### Selected passage

● ● ●

National occasion in the United Arab Emirates

The United Arab Emirates (U.A.E) Flag Day is a national occasion where people of the UAE remember the efforts of the founders of their State, Sheikh Zayed and Sheikh Rashid, and their brothers who sacrificed everything for the sake of their nation. It is a day when the national spirit is renewed, and an occasion to reflect on the achievements of the era of the late President Sheikh Khalifa bin Zayed Al Nahyan.

The UAE flag represents meanings of justice, peace, tolerance, power and moderation, under which all Emiratis live a decent life and enjoy security and stability. This comes in continuation of the legacy of the late Sheikh Zayed bin Sultan Al Nahyan. on UAE flag day people also usually Wear clothing in the colors of the UAE flag or carry a small flag with you to join in the national pride.

== Commemoration ==
The Flag Day marks the anniversary of Sheikh Khalifa Bin Zayed Al Nahyan becoming the president in 2004. Every year on 3 November people in the Emirates celebrate this national occasion, in which they reaffirm their allegiance to the UAE flag, which is a symbol of the country's unity is an opportunity to remember the efforts of the founding fathers – Sheikh Zayed, Sheikh Rashid and their brothers from five other emirates. As Sheikh Mohammed bin Rashid, Vice President and Ruler of Dubai, said, they "sacrificed everything for the sake of our nation". Because of their vision, the country was able to become a modern and ambitious state. Sheikh Mohammed bin Zayed spoke of the country's "unity, cohesion and solidarity" in a Flag Day address "We raise the flag today to show our great love and appreciation for the UAE President for his national efforts and his continuous initiatives to keep the nation high and cherished," said the then Crown Prince of Abu Dhabi and Deputy Supreme Commander of the Armed Forces, via Twitter.

=== National anthem ===
On this day, Emiratis across the UAE sing the country's national anthem and host the flag atop their buildings and at their backyards. They organize a gala at their new headquarters and salute the flag in the reflection of their belonging to their homeland countries, their loyalty to their prudent leadership and in glorification of the country's national symbols. They organize a number of lectures and competitions about the history of the flag, its colors, and elements of national identity in addition to awareness messages, tweets, and constant updates through social media channels.

● ● ●

### Records shown
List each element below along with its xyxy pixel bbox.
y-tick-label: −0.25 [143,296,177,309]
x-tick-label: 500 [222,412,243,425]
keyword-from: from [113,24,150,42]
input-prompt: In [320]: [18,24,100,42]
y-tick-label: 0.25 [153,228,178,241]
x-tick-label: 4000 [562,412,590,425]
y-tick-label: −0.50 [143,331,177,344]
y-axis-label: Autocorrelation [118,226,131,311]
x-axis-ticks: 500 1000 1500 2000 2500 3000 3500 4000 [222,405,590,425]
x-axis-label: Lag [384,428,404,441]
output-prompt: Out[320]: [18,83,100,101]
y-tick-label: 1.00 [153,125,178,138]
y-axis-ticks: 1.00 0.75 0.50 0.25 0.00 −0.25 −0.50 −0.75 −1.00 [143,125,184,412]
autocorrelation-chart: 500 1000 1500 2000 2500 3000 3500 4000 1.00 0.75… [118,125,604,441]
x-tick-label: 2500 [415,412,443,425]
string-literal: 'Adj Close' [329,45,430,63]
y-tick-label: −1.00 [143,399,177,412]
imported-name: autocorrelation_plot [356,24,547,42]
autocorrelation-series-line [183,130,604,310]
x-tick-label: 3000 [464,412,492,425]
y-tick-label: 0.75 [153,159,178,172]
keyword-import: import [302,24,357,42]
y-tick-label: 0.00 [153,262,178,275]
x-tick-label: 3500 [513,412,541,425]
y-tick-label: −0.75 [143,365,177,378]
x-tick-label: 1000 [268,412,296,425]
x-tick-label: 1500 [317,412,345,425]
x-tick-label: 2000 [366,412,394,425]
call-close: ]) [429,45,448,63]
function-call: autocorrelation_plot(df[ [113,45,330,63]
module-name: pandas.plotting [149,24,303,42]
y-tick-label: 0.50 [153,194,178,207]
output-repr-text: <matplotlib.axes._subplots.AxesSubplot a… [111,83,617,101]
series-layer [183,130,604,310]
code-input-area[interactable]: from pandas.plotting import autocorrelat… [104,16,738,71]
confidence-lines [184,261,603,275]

● ● ●

### Questions
**1.** Condense the paragraph of the Flag Day text that begins "The United Arab Emirates (U.A.E) Flag Day is a national occasion" into a short bulleted list that keeps its main facts.
**2.** Quote the Flag Day text starting at "National occasion in" and ending at "the national pride.".
The listing comes from a different source than the text about UAE Flag Day.

### Task-by-task outputs
**1.**
- UAE Flag Day is a national occasion when people of the UAE remember the efforts of the State's founders, Sheikh Zayed and Sheikh Rashid, and their brothers, who sacrificed everything for the nation.
- It is a day when the national spirit is renewed.
- It is an occasion to reflect on the achievements of the era of the late President Sheikh Khalifa bin Zayed Al Nahyan.

**2.**
National occasion in the United Arab Emirates

The United Arab Emirates (U.A.E) Flag Day is a national occasion where people of the UAE remember the efforts of the founders of their State, Sheikh Zayed and Sheikh Rashid, and their brothers who sacrificed everything for the sake of their nation. It is a day when the national spirit is renewed, and an occasion to reflect on the achievements of the era of the late President Sheikh Khalifa bin Zayed Al Nahyan.

The UAE flag represents meanings of justice, peace, tolerance, power and moderation, under which all Emiratis live a decent life and enjoy security and stability. This comes in continuation of the legacy of the late Sheikh Zayed bin Sultan Al Nahyan. on UAE flag day people also usually Wear clothing in the colors of the UAE flag or carry a small flag with you to join in the national pride.